WHAT YOU HAVE TO DO
Return each line that holds the word "mean".

Collected data

--------------------------------------------------

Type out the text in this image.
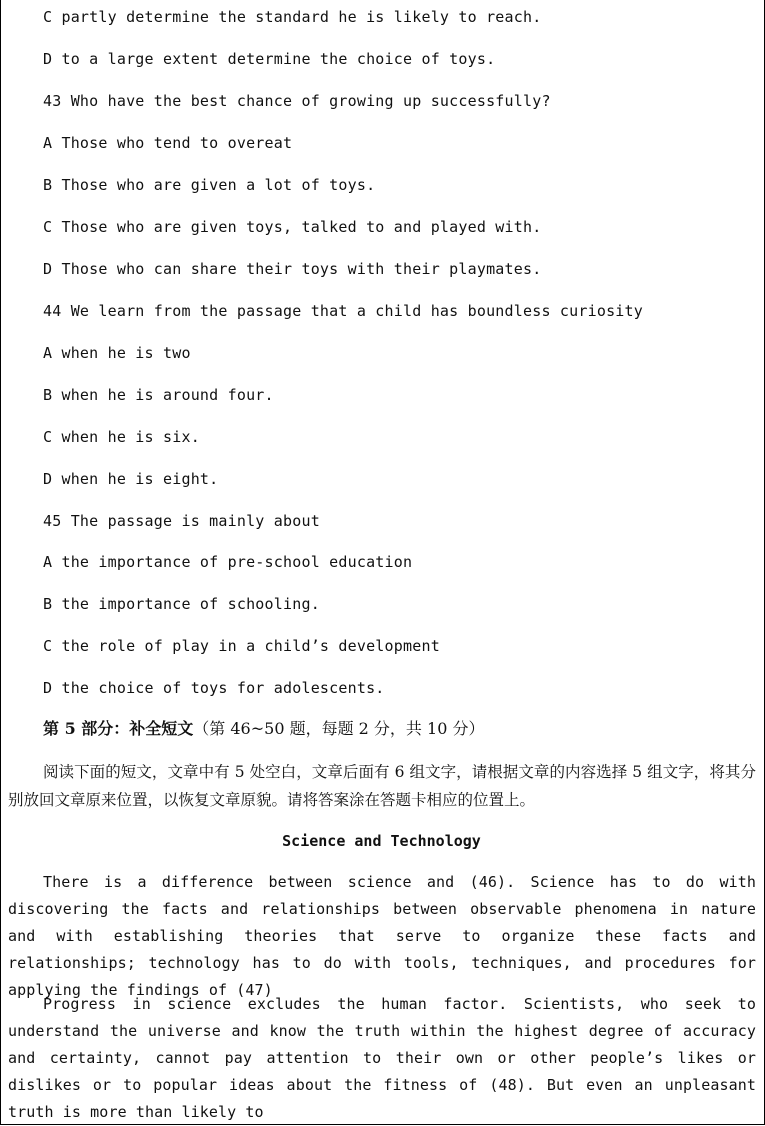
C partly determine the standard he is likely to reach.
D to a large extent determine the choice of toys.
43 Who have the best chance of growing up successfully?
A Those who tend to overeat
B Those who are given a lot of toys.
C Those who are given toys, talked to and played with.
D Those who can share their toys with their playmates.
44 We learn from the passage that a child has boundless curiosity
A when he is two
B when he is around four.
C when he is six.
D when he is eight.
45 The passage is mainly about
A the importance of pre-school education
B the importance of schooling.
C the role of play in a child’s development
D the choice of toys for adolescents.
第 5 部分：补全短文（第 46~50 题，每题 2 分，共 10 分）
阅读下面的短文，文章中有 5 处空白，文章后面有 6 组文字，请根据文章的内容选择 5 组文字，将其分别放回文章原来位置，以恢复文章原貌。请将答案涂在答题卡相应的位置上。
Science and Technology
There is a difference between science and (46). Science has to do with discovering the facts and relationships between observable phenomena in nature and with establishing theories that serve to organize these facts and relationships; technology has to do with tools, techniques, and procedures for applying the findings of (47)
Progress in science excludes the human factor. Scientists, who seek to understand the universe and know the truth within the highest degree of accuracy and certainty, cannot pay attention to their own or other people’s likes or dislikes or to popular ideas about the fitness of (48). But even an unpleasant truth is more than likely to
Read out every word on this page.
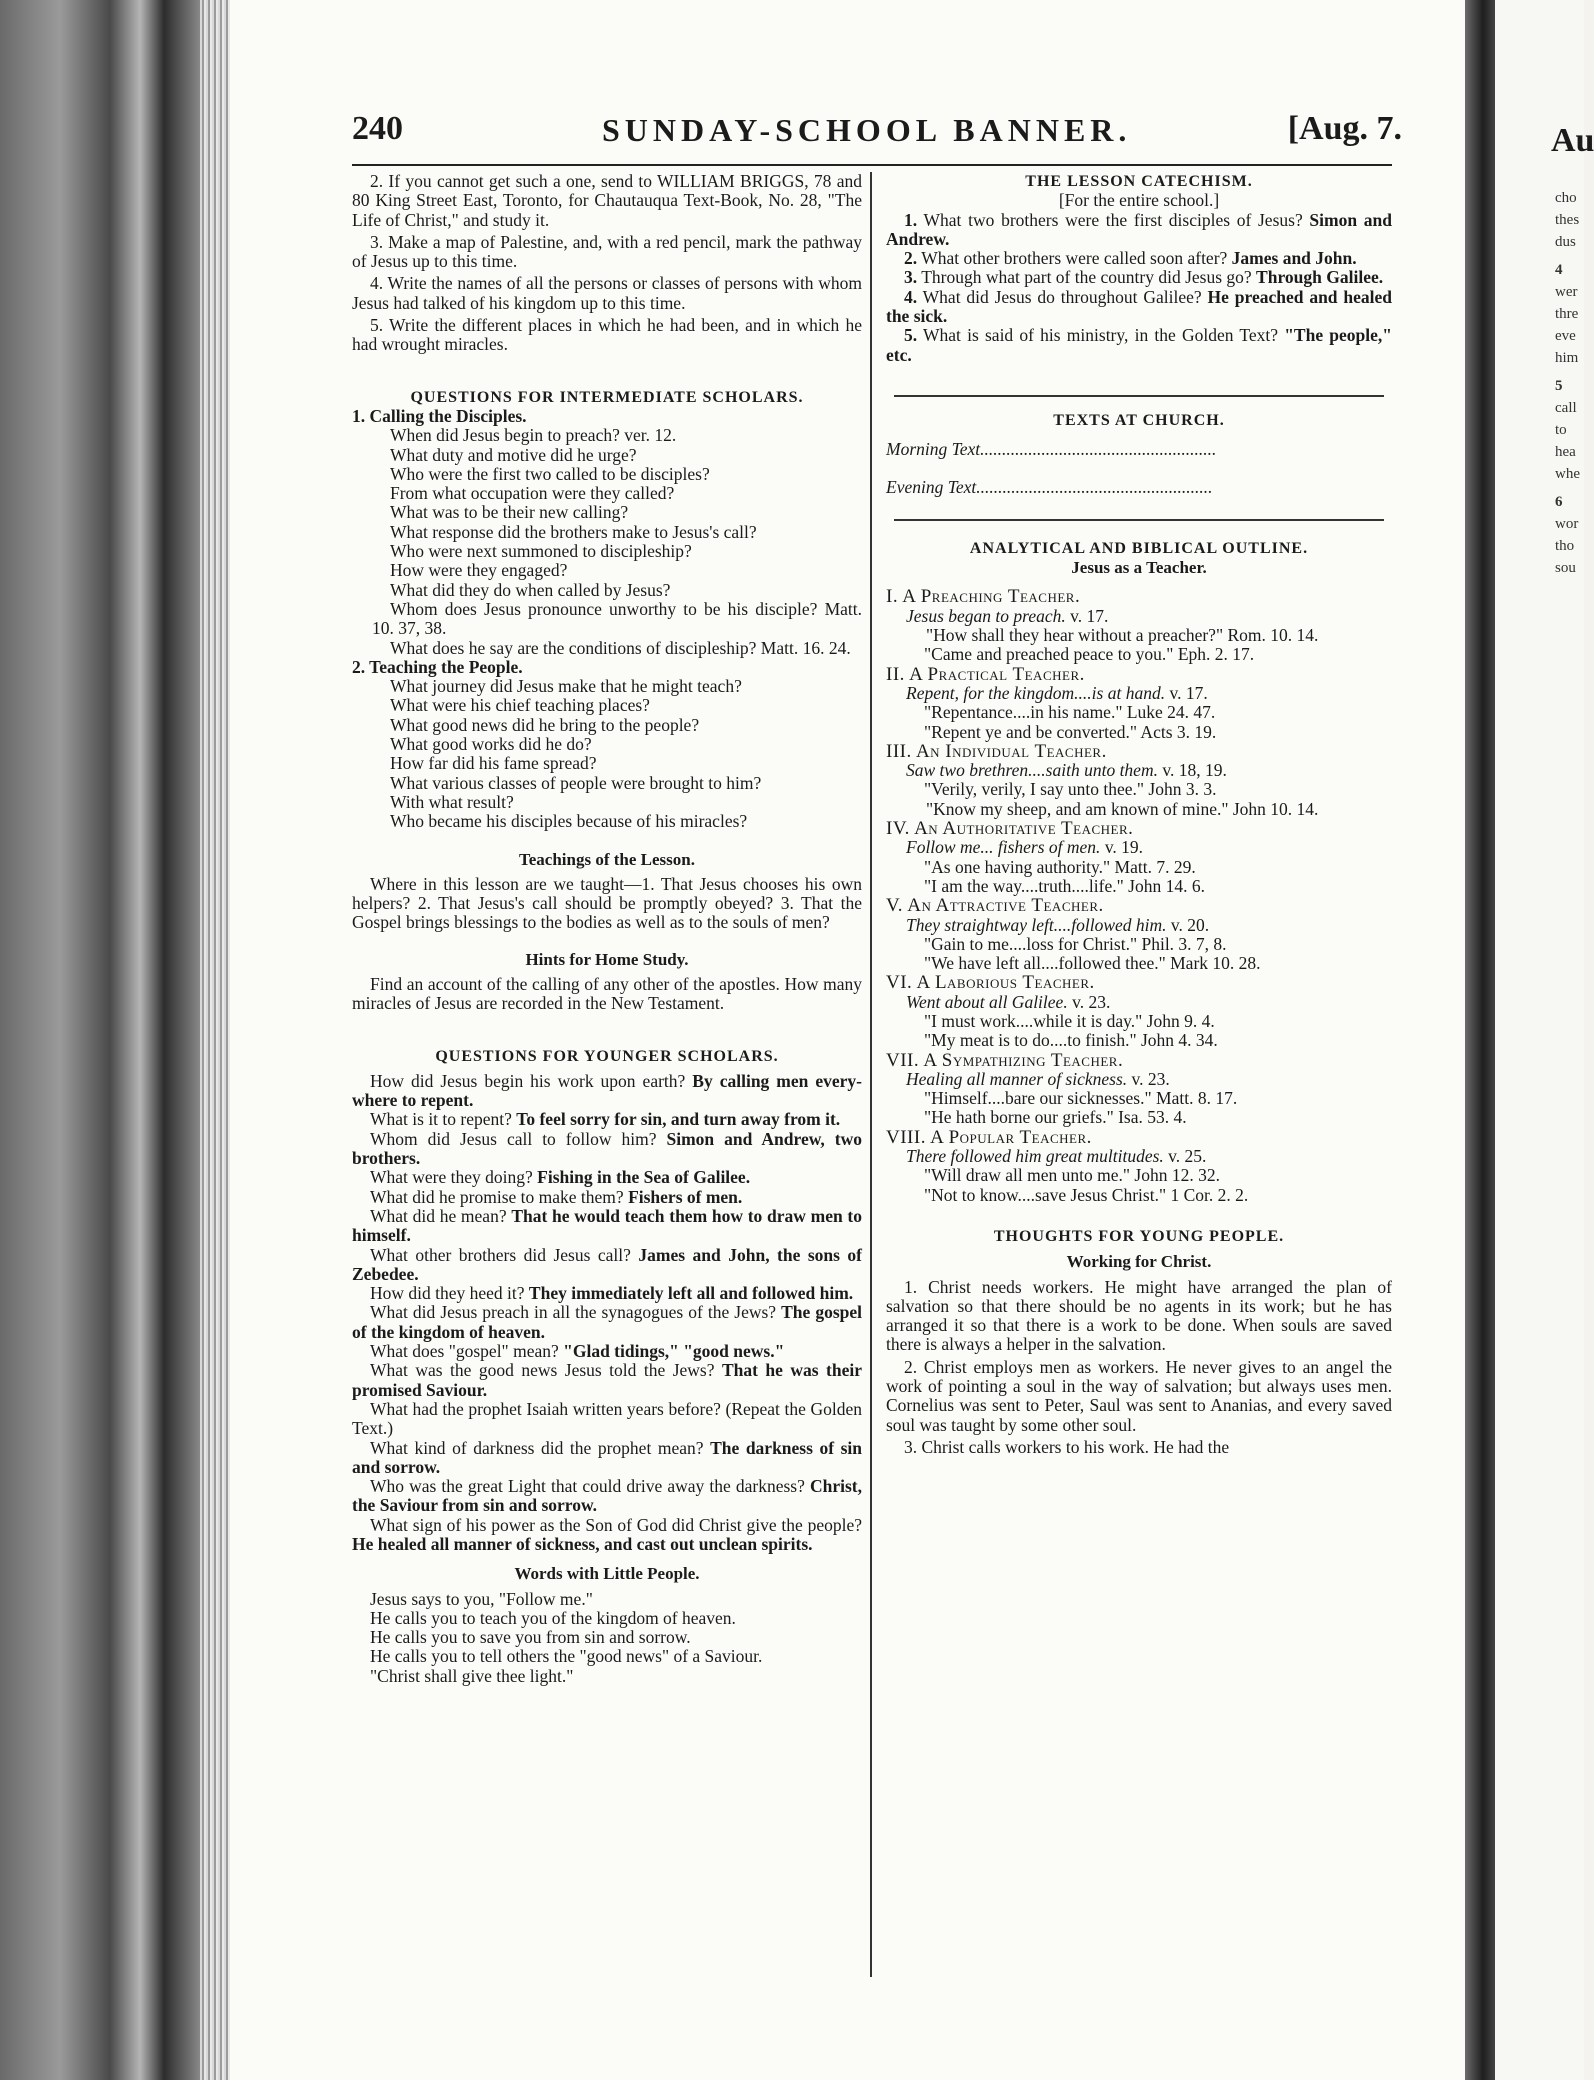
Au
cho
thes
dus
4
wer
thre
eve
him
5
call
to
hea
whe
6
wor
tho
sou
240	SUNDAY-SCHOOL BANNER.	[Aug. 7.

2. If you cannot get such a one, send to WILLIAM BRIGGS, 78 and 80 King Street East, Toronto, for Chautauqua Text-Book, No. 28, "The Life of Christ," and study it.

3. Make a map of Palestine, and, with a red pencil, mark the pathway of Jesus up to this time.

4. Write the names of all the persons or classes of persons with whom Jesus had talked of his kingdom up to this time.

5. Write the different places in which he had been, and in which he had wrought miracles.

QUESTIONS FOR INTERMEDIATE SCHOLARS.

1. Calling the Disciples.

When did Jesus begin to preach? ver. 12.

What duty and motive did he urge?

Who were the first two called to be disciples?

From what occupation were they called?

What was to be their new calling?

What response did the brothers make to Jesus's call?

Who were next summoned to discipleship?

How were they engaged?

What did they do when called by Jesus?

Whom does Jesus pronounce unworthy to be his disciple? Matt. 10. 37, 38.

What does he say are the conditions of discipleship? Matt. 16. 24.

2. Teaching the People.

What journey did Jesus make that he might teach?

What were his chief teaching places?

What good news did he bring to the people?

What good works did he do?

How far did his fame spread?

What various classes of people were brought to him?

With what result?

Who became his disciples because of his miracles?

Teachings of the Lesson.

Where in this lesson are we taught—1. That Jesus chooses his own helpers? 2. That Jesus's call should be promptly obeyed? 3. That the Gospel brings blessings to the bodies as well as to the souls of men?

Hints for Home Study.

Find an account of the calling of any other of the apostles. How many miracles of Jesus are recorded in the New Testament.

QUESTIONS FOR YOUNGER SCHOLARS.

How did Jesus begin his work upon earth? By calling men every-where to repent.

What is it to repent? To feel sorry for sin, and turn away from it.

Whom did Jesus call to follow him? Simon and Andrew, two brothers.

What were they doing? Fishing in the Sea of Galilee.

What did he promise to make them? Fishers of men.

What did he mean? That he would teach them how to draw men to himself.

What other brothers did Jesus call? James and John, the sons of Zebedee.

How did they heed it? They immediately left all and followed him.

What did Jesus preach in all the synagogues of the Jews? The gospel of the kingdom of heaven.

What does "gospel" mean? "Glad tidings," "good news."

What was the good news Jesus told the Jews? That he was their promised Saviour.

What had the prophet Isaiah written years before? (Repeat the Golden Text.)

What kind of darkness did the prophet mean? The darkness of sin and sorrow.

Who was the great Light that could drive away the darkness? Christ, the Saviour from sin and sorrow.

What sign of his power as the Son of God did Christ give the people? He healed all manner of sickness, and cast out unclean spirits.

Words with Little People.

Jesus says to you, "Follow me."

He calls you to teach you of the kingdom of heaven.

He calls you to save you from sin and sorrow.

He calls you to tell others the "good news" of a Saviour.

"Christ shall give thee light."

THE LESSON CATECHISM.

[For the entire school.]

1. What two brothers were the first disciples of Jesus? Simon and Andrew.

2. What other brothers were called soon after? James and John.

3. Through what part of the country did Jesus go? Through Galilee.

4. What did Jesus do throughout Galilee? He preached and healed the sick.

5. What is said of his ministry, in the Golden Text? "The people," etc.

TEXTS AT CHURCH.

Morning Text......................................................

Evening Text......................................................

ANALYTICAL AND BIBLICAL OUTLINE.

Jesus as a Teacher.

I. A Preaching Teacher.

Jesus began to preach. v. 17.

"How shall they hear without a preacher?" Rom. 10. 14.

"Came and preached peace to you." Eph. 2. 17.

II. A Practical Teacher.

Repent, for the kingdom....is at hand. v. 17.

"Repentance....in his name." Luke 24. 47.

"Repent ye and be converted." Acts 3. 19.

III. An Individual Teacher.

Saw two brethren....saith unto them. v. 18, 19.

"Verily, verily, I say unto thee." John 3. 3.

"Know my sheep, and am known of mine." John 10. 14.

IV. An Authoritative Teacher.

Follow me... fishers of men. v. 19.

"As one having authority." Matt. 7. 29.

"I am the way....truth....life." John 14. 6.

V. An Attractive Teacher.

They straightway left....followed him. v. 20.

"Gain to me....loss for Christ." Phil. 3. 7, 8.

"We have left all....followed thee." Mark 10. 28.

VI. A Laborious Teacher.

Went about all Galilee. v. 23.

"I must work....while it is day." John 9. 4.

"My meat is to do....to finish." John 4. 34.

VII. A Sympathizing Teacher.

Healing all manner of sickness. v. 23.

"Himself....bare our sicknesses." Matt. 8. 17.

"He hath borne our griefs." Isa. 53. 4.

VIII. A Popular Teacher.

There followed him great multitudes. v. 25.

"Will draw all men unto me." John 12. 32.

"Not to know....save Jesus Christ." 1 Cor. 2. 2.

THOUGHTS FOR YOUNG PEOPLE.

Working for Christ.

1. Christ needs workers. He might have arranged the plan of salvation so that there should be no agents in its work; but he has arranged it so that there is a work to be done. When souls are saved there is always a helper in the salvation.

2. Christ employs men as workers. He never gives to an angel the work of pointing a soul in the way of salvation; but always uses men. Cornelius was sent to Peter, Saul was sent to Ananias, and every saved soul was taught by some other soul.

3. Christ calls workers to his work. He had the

--------------------------------------------------

RESPONSE BELOW
What did he mean? That he would teach them how to draw men to himself.
What does "gospel" mean? "Glad tidings," "good news."
What kind of darkness did the prophet mean? The darkness of sin and sorrow.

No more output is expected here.